──────── Material for the task

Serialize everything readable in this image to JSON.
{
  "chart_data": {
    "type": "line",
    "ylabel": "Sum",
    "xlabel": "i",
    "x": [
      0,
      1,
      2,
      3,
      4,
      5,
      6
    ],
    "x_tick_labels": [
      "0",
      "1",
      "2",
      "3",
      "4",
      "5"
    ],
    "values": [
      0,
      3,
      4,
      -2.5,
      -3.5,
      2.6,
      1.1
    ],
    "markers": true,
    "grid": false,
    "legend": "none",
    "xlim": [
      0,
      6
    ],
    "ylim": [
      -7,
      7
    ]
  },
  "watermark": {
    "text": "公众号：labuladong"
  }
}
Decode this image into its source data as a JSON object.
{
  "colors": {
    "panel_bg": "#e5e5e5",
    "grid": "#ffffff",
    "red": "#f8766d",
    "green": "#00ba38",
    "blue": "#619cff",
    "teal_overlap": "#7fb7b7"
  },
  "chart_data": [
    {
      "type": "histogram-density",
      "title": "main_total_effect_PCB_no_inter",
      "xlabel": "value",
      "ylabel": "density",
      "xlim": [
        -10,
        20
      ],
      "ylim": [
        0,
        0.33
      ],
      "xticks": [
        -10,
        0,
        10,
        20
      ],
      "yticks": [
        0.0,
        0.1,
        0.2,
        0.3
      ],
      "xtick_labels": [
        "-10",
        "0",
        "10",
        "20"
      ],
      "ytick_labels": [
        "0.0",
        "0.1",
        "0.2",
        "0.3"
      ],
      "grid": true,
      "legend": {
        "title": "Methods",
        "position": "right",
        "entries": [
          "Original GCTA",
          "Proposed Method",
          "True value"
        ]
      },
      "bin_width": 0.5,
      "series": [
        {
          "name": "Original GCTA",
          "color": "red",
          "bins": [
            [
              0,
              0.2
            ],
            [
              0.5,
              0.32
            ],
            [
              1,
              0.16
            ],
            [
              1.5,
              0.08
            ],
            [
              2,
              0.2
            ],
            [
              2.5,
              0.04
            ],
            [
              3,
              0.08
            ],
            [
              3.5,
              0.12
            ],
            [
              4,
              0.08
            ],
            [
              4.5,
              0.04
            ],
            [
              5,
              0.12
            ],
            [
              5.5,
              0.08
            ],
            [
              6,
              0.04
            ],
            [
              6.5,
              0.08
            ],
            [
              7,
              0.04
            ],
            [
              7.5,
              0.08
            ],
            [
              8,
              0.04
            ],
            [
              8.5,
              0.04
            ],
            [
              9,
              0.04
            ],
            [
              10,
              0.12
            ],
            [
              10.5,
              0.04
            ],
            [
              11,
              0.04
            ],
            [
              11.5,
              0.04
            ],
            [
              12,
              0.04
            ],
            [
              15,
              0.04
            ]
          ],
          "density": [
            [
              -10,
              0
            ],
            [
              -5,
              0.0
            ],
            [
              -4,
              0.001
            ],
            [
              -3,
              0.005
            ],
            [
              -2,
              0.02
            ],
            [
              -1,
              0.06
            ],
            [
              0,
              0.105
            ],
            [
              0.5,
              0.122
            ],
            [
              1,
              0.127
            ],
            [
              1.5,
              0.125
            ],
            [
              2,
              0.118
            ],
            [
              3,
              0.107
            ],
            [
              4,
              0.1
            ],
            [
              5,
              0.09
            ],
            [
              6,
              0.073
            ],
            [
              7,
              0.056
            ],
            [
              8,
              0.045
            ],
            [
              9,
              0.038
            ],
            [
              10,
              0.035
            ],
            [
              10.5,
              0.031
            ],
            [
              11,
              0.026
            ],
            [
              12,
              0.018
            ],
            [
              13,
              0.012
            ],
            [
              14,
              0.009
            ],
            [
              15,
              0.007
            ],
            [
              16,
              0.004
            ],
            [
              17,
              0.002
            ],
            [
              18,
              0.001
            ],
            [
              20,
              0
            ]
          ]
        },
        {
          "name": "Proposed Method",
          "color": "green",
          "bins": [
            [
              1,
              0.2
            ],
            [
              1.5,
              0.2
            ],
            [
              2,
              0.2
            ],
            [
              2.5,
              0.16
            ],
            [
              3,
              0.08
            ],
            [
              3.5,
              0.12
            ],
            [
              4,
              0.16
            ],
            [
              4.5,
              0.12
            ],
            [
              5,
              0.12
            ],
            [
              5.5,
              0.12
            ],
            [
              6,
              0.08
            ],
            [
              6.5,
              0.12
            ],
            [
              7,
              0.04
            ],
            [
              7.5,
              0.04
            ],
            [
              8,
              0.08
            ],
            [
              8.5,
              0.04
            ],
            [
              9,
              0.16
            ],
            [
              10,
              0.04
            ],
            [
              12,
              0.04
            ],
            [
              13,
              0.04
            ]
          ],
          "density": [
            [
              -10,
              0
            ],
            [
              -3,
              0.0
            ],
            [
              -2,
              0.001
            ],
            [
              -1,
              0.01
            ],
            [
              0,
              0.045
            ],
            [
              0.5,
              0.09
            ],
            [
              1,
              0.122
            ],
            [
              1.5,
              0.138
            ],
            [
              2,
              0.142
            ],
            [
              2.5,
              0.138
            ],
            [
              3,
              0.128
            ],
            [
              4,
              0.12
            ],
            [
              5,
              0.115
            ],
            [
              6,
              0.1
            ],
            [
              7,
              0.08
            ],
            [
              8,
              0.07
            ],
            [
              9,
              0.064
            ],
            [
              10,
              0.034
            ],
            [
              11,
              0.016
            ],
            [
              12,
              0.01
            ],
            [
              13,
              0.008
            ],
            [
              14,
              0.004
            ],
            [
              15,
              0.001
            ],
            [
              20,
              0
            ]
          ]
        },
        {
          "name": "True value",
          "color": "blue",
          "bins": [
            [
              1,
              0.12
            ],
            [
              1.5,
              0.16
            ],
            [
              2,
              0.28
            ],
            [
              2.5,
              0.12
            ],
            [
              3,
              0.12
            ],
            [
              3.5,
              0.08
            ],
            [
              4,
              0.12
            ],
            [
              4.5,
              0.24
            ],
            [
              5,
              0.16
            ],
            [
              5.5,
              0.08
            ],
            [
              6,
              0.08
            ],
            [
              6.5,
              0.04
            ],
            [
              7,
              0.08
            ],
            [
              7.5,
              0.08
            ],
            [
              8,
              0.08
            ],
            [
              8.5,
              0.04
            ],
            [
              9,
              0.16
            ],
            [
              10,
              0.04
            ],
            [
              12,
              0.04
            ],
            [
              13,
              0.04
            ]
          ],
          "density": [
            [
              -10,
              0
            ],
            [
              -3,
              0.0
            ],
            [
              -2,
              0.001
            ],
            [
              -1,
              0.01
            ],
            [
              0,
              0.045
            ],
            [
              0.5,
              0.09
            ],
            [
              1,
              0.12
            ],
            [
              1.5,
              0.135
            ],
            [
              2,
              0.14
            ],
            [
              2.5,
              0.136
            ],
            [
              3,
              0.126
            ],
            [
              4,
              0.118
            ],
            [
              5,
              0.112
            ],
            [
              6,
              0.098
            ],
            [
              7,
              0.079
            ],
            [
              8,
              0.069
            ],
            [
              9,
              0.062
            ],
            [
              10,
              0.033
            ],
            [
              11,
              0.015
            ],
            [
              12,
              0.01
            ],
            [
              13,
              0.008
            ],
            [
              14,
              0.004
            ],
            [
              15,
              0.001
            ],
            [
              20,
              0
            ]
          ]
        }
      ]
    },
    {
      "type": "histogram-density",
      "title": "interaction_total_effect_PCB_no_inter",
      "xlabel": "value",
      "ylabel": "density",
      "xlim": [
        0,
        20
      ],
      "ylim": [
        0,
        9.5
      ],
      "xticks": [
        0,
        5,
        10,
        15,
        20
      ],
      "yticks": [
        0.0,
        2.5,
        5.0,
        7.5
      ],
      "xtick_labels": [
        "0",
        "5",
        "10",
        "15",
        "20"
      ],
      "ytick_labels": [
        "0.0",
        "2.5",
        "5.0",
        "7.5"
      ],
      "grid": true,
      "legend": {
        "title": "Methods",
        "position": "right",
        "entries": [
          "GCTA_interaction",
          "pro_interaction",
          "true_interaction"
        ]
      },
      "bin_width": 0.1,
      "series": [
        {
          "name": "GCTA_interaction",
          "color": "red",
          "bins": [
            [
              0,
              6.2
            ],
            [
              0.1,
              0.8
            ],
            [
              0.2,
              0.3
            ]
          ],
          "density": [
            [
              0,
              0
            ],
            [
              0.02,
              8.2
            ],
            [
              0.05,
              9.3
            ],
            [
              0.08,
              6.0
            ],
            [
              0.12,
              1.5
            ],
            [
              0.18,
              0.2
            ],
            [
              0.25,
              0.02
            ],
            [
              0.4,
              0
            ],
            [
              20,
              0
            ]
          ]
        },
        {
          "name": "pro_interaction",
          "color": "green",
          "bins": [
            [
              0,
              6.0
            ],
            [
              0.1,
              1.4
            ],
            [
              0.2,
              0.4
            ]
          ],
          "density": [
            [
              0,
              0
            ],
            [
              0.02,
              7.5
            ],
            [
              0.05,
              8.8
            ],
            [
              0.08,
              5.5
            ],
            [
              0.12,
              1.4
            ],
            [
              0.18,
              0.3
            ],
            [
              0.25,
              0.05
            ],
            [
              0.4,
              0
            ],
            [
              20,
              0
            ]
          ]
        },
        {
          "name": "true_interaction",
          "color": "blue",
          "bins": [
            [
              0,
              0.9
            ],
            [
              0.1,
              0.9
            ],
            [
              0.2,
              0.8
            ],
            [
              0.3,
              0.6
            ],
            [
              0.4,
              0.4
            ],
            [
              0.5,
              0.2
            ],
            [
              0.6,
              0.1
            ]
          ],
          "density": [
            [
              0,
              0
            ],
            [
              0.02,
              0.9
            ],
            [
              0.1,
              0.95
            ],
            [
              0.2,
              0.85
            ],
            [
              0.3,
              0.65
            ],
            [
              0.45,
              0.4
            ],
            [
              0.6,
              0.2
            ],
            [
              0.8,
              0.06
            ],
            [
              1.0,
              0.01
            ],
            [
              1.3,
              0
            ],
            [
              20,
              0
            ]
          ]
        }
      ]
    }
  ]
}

────────────────

What the exercise asks: Identify every line above that includes the word "Proposed", and show those lines.

Worked solution:
          "Proposed Method",
          "name": "Proposed Method",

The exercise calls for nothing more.